WORK TO COMPLETE:
From the entries that follow, list every line in which the string "Beau" appears.

— Start —

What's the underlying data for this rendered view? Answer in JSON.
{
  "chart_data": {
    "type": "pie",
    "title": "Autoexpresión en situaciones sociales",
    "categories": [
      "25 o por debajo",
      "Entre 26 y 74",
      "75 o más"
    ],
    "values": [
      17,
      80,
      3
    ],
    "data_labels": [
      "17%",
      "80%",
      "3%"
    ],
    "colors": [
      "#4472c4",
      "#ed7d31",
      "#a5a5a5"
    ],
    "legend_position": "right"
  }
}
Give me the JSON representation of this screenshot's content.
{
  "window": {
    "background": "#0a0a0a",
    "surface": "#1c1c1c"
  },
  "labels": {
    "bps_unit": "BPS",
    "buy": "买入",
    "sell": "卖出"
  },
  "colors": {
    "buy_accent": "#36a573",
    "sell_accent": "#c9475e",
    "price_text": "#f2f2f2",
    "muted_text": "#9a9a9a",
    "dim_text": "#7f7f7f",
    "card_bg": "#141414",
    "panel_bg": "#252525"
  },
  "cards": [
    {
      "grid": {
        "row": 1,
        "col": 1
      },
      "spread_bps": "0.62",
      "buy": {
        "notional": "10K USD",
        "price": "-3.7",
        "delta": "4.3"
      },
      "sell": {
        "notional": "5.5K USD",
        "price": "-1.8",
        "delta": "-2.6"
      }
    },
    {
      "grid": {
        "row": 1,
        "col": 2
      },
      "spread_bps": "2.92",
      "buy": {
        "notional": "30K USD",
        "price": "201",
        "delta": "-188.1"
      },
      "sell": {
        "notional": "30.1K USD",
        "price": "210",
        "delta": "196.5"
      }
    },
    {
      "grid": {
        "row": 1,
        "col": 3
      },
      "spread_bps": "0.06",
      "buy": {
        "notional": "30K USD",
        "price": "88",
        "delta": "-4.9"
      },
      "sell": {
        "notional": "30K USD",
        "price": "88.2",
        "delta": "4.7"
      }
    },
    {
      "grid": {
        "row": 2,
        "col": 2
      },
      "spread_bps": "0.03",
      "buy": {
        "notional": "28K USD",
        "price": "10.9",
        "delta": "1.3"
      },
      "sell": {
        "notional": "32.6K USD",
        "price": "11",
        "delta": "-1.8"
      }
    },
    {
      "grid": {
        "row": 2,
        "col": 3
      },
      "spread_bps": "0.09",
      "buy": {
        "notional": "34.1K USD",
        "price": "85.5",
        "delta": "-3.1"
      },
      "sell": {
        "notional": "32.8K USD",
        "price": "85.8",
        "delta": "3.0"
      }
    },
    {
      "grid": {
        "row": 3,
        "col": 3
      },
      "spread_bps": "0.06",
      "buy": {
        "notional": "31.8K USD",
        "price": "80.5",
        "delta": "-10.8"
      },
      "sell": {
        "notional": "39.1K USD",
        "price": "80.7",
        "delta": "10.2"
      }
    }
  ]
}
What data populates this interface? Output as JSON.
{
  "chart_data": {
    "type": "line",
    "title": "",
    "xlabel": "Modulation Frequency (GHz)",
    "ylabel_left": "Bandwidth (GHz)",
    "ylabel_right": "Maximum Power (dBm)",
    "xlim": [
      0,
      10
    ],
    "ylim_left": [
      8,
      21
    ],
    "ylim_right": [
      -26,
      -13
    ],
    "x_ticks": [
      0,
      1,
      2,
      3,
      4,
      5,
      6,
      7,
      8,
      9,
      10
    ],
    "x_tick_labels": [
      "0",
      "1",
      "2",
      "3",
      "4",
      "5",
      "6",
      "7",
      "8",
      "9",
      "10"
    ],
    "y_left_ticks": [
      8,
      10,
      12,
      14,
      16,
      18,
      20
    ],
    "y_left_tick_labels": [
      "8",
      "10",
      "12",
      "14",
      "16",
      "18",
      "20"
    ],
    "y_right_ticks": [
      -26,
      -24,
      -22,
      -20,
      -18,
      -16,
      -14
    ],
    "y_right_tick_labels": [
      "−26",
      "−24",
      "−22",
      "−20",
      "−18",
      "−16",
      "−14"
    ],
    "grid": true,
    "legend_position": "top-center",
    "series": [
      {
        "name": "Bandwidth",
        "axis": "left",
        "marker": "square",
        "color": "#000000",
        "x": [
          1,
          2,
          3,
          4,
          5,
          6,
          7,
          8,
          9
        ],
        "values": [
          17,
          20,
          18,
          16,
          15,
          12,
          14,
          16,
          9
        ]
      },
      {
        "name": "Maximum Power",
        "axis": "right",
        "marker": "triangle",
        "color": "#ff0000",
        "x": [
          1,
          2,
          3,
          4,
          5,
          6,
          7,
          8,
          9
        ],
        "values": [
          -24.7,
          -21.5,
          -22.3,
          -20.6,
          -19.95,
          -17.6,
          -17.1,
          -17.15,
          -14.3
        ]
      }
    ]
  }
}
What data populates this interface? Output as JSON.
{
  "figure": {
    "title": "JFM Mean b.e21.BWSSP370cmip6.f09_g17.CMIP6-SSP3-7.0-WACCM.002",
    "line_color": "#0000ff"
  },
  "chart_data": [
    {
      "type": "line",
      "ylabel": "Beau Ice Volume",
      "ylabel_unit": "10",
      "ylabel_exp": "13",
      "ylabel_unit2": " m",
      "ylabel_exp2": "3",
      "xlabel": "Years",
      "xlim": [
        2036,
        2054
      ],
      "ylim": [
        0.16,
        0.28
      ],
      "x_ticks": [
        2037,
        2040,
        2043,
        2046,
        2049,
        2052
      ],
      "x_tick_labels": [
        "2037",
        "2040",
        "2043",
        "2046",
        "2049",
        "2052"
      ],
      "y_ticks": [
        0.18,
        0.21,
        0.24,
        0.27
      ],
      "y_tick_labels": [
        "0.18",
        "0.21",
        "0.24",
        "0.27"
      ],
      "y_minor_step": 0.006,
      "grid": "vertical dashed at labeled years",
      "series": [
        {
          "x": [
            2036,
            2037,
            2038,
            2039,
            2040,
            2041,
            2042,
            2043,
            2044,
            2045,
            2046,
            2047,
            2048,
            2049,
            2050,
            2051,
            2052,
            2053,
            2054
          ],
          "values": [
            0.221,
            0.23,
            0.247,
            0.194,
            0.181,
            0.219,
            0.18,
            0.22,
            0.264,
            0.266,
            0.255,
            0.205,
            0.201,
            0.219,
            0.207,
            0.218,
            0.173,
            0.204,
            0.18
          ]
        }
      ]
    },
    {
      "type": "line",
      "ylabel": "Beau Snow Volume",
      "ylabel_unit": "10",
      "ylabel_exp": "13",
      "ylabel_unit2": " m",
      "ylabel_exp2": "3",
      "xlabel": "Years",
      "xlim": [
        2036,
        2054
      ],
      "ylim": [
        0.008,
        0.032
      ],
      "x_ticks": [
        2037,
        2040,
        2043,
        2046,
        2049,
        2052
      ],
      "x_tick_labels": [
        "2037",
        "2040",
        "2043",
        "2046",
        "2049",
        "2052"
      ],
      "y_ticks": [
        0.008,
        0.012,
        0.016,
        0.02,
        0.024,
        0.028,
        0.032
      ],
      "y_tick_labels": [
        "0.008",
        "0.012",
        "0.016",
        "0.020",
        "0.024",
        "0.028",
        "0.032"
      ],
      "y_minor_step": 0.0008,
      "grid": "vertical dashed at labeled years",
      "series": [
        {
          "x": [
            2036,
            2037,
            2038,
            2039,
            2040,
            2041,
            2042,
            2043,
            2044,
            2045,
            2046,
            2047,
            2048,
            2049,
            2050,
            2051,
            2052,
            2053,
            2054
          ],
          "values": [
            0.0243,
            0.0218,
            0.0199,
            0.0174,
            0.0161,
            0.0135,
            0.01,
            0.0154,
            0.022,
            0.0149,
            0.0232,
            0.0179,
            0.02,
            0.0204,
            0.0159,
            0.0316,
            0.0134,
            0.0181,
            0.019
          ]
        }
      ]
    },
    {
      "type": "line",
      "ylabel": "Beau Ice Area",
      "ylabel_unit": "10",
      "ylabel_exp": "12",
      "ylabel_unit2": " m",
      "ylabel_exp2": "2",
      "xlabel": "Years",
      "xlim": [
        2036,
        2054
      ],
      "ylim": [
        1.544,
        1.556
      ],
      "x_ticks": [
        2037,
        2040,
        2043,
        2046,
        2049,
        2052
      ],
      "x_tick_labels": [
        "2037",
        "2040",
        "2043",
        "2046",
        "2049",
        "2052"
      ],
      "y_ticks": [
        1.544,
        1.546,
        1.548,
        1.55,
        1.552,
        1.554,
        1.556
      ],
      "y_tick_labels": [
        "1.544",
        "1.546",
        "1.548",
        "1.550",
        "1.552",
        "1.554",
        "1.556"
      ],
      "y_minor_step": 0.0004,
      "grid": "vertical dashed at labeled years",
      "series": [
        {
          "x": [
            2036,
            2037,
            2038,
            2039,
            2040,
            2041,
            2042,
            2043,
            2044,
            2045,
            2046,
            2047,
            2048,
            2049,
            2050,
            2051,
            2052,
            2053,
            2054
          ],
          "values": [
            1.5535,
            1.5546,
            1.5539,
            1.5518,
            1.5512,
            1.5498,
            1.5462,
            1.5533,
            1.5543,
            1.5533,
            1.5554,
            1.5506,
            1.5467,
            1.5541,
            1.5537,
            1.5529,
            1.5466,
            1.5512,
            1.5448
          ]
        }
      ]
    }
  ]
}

— End —

SOLVED EXERCISE:
      "ylabel": "Beau Ice Volume",
      "ylabel": "Beau Snow Volume",
      "ylabel": "Beau Ice Area",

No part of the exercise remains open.